* Objective *
Retype the material word for word.

(Part of a data file)
^^^^^^^^

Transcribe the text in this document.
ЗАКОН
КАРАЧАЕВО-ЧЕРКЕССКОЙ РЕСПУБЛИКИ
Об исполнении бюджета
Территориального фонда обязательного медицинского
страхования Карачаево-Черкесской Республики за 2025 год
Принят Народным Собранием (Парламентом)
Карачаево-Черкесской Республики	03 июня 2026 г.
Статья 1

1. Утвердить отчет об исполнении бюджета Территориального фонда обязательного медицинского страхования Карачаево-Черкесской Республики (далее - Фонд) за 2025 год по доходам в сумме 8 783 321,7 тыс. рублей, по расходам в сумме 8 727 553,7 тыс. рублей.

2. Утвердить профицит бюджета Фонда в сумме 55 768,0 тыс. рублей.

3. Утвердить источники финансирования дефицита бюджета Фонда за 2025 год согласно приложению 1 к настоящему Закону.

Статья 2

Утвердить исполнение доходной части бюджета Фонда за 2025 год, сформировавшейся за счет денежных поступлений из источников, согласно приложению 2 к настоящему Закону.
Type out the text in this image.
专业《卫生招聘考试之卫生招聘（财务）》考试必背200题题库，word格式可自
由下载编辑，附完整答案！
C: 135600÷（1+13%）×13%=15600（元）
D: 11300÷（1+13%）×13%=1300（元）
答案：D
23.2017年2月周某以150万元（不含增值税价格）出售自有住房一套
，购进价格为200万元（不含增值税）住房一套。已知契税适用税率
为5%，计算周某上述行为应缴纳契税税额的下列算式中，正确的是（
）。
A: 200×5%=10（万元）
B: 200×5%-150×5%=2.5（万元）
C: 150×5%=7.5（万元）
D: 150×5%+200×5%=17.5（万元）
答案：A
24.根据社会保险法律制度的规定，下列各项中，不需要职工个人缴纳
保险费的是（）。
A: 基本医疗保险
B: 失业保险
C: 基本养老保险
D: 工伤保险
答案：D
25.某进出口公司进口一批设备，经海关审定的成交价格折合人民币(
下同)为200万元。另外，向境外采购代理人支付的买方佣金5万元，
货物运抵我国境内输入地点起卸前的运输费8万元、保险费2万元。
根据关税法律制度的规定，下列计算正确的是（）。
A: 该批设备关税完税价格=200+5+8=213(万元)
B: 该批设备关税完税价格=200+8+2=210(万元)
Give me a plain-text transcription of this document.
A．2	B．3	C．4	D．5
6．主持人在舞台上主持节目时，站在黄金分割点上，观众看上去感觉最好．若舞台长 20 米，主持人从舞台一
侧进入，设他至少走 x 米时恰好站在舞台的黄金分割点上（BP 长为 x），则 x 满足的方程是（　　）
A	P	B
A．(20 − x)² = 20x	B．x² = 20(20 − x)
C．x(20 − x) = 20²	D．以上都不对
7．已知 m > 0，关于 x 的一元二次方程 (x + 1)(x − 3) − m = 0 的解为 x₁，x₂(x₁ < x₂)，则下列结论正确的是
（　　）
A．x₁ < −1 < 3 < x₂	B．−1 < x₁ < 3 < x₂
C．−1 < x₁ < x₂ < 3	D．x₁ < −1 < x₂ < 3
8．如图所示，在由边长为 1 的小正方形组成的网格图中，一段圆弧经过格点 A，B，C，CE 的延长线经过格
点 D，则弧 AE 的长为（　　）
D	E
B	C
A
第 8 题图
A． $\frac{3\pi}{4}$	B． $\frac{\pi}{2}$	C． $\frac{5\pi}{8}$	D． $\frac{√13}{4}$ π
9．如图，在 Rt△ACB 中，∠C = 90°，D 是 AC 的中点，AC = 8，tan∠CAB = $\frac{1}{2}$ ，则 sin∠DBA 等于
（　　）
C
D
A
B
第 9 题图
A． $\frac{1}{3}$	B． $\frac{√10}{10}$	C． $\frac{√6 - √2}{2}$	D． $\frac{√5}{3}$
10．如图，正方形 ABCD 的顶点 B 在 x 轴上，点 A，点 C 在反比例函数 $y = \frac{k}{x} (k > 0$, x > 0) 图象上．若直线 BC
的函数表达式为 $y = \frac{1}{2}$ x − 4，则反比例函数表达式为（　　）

^^^^^^^^

* Written answer *
Transcribe the text in this document.
ЗАКОН
КАРАЧАЕВО-ЧЕРКЕССКОЙ РЕСПУБЛИКИ
Об исполнении бюджета
Территориального фонда обязательного медицинского
страхования Карачаево-Черкесской Республики за 2025 год
Принят Народным Собранием (Парламентом)
Карачаево-Черкесской Республики	03 июня 2026 г.
Статья 1

1. Утвердить отчет об исполнении бюджета Территориального фонда обязательного медицинского страхования Карачаево-Черкесской Республики (далее - Фонд) за 2025 год по доходам в сумме 8 783 321,7 тыс. рублей, по расходам в сумме 8 727 553,7 тыс. рублей.

2. Утвердить профицит бюджета Фонда в сумме 55 768,0 тыс. рублей.

3. Утвердить источники финансирования дефицита бюджета Фонда за 2025 год согласно приложению 1 к настоящему Закону.

Статья 2

Утвердить исполнение доходной части бюджета Фонда за 2025 год, сформировавшейся за счет денежных поступлений из источников, согласно приложению 2 к настоящему Закону.
Type out the text in this image.
专业《卫生招聘考试之卫生招聘（财务）》考试必背200题题库，word格式可自
由下载编辑，附完整答案！
C: 135600÷（1+13%）×13%=15600（元）
D: 11300÷（1+13%）×13%=1300（元）
答案：D
23.2017年2月周某以150万元（不含增值税价格）出售自有住房一套
，购进价格为200万元（不含增值税）住房一套。已知契税适用税率
为5%，计算周某上述行为应缴纳契税税额的下列算式中，正确的是（
）。
A: 200×5%=10（万元）
B: 200×5%-150×5%=2.5（万元）
C: 150×5%=7.5（万元）
D: 150×5%+200×5%=17.5（万元）
答案：A
24.根据社会保险法律制度的规定，下列各项中，不需要职工个人缴纳
保险费的是（）。
A: 基本医疗保险
B: 失业保险
C: 基本养老保险
D: 工伤保险
答案：D
25.某进出口公司进口一批设备，经海关审定的成交价格折合人民币(
下同)为200万元。另外，向境外采购代理人支付的买方佣金5万元，
货物运抵我国境内输入地点起卸前的运输费8万元、保险费2万元。
根据关税法律制度的规定，下列计算正确的是（）。
A: 该批设备关税完税价格=200+5+8=213(万元)
B: 该批设备关税完税价格=200+8+2=210(万元)
Give me a plain-text transcription of this document.
A．2	B．3	C．4	D．5
6．主持人在舞台上主持节目时，站在黄金分割点上，观众看上去感觉最好．若舞台长 20 米，主持人从舞台一
侧进入，设他至少走 x 米时恰好站在舞台的黄金分割点上（BP 长为 x），则 x 满足的方程是（　　）
A	P	B
A．(20 − x)² = 20x	B．x² = 20(20 − x)
C．x(20 − x) = 20²	D．以上都不对
7．已知 m > 0，关于 x 的一元二次方程 (x + 1)(x − 3) − m = 0 的解为 x₁，x₂(x₁ < x₂)，则下列结论正确的是
（　　）
A．x₁ < −1 < 3 < x₂	B．−1 < x₁ < 3 < x₂
C．−1 < x₁ < x₂ < 3	D．x₁ < −1 < x₂ < 3
8．如图所示，在由边长为 1 的小正方形组成的网格图中，一段圆弧经过格点 A，B，C，CE 的延长线经过格
点 D，则弧 AE 的长为（　　）
D	E
B	C
A
第 8 题图
A． $\frac{3\pi}{4}$	B． $\frac{\pi}{2}$	C． $\frac{5\pi}{8}$	D． $\frac{√13}{4}$ π
9．如图，在 Rt△ACB 中，∠C = 90°，D 是 AC 的中点，AC = 8，tan∠CAB = $\frac{1}{2}$ ，则 sin∠DBA 等于
（　　）
C
D
A
B
第 9 题图
A． $\frac{1}{3}$	B． $\frac{√10}{10}$	C． $\frac{√6 - √2}{2}$	D． $\frac{√5}{3}$
10．如图，正方形 ABCD 的顶点 B 在 x 轴上，点 A，点 C 在反比例函数 $y = \frac{k}{x} (k > 0$, x > 0) 图象上．若直线 BC
的函数表达式为 $y = \frac{1}{2}$ x − 4，则反比例函数表达式为（　　）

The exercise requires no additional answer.